**Teks latihan:**
######

Artikel » Implementasi Keselamatan dan Kesehatan Kerja (K3) di Industri Pertambangan

Implementasi Keselamatan dan Kesehatan Kerja (K3) di Industri Pertambangan

Share on facebook
Share on twitter
Share on linkedin
Share on whatsapp

Keselamatan dan Kesehatan Kerja (K3) adalah bidang yang terkait dengan kesehatan, keselamatan, dan kesejahteraan manusia yang bekerja di sebuah institusi maupun lokasi proyek. Tujuan K3 adalah untuk memelihara kesehatan dan keselamatan lingkungan kerja. Keselamatan dan Kesehatan Kerja (K3) juga melindungi rekan kerja, keluarga pekerja, konsumen, dan orang lain yang juga mungkin terpengaruh kondisi lingkungan kerja. K3 Pertambangan yang ada di Indonesia secara umum regulasinya diatur dalam Keputusan Menteri Pertambangan dan Energi No. 555.K/26/M.PE/1995 tentang Keselamatan dan Kesehatan Kerja Pertambangan Umum  (sumber).

######

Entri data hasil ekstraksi
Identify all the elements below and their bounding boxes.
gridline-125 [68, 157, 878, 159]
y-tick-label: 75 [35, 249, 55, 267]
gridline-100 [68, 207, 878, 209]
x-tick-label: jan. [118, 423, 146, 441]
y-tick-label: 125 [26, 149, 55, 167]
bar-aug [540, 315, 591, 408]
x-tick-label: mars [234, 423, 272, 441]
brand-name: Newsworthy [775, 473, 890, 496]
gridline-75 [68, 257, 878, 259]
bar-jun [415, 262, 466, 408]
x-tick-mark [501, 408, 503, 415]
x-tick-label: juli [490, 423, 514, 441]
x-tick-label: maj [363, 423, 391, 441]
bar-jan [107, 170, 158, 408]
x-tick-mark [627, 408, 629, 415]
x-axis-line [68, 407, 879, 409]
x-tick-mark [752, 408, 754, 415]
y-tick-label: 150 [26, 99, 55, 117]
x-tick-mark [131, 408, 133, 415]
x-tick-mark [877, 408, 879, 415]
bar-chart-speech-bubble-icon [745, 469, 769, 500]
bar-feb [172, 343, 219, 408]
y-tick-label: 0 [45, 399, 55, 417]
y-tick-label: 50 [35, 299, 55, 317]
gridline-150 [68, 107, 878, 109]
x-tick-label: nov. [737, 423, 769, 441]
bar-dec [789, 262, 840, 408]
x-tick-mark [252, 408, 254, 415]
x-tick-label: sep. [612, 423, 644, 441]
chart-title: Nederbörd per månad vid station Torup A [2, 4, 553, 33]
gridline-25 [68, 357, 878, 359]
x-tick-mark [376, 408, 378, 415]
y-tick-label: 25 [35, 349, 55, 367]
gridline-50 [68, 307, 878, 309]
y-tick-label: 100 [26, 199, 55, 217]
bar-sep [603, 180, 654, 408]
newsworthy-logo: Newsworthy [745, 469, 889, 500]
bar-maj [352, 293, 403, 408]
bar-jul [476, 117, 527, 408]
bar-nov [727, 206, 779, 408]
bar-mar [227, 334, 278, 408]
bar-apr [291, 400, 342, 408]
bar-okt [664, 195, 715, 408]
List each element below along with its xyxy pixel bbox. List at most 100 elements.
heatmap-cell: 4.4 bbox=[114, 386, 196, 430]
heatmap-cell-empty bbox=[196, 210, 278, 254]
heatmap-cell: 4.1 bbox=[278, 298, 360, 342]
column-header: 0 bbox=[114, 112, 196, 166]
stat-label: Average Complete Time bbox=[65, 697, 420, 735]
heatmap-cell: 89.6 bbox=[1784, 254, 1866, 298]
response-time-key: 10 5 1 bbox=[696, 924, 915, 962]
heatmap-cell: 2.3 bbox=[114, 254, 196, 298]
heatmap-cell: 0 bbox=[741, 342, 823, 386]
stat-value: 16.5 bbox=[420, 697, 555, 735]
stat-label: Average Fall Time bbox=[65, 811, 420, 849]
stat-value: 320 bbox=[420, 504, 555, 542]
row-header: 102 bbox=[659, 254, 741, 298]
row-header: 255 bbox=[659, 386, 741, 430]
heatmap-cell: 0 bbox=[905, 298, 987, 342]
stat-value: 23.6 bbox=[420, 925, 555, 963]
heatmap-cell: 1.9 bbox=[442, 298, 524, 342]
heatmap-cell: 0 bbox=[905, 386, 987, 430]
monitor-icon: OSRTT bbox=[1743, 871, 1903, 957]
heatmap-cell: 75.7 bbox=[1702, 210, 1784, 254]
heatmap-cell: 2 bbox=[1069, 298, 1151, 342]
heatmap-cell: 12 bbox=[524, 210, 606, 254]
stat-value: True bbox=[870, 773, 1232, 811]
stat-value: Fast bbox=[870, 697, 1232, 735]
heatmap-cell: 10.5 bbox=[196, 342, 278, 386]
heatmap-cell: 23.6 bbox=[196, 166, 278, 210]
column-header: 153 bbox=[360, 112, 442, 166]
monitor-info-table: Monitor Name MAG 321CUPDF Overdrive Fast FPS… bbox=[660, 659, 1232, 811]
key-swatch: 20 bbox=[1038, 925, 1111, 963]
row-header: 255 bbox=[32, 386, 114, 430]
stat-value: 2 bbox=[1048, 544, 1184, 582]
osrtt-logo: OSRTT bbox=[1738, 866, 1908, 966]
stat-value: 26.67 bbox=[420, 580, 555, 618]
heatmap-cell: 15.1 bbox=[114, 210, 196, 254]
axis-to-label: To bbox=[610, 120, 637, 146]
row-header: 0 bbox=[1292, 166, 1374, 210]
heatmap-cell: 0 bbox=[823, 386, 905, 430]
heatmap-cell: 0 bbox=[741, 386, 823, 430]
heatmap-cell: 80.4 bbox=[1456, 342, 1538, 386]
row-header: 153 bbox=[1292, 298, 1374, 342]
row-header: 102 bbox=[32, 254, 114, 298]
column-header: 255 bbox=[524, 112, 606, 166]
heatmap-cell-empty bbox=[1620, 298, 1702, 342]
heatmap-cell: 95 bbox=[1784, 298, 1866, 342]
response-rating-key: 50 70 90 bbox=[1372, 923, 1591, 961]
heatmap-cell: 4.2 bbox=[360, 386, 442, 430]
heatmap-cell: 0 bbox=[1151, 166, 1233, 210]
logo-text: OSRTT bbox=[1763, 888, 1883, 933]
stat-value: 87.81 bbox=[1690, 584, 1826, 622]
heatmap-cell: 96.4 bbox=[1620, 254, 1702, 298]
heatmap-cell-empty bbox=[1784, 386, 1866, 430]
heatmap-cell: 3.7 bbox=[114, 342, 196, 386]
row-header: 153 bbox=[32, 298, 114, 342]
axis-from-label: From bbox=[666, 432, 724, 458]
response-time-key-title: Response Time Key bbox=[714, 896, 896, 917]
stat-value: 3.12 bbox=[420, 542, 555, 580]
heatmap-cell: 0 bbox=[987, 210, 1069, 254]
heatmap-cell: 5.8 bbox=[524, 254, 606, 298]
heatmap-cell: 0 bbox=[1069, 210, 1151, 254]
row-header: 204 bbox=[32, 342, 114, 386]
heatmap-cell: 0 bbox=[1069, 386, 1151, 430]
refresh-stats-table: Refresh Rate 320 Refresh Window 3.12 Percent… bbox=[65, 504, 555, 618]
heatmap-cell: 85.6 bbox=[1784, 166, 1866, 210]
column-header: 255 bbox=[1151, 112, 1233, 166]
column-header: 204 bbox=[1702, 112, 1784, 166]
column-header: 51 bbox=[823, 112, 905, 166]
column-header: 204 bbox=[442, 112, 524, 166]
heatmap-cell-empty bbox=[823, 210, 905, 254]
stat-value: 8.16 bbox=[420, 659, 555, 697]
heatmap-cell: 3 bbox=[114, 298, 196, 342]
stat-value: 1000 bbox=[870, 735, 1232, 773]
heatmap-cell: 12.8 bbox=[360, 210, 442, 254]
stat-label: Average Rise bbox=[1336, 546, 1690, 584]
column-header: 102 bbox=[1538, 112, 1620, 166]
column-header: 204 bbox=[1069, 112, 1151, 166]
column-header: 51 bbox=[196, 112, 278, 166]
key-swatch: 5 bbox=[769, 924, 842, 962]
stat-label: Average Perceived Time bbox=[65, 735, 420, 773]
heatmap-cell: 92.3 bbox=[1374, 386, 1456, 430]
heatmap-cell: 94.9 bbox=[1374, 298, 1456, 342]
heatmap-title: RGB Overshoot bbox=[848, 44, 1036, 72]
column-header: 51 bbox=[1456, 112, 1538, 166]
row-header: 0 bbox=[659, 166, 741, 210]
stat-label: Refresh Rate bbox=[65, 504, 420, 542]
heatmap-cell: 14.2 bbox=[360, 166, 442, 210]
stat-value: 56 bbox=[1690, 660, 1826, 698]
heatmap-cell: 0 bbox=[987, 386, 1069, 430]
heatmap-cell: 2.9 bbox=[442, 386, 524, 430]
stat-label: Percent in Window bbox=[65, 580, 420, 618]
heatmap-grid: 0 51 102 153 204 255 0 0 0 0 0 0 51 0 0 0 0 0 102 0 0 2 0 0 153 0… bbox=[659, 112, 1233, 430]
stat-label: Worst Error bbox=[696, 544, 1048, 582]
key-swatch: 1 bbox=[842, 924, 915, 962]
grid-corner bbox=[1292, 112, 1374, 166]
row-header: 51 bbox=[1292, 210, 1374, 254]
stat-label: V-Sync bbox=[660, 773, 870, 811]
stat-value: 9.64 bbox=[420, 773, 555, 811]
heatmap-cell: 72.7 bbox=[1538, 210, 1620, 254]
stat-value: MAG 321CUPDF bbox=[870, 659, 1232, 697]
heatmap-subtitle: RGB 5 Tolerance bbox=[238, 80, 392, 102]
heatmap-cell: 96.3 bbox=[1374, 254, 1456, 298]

######

**Tugas:** Menurut teks tentang K3 pertambangan, peraturan apa yang secara umum mengatur K3 pertambangan di Indonesia? Baris-baris tersebut tidak berperan dalam latihan ini.

**Jawaban tertulis:** Keputusan Menteri Pertambangan dan Energi No. 555.K/26/M.PE/1995 tentang Keselamatan dan Kesehatan Kerja Pertambangan Umum.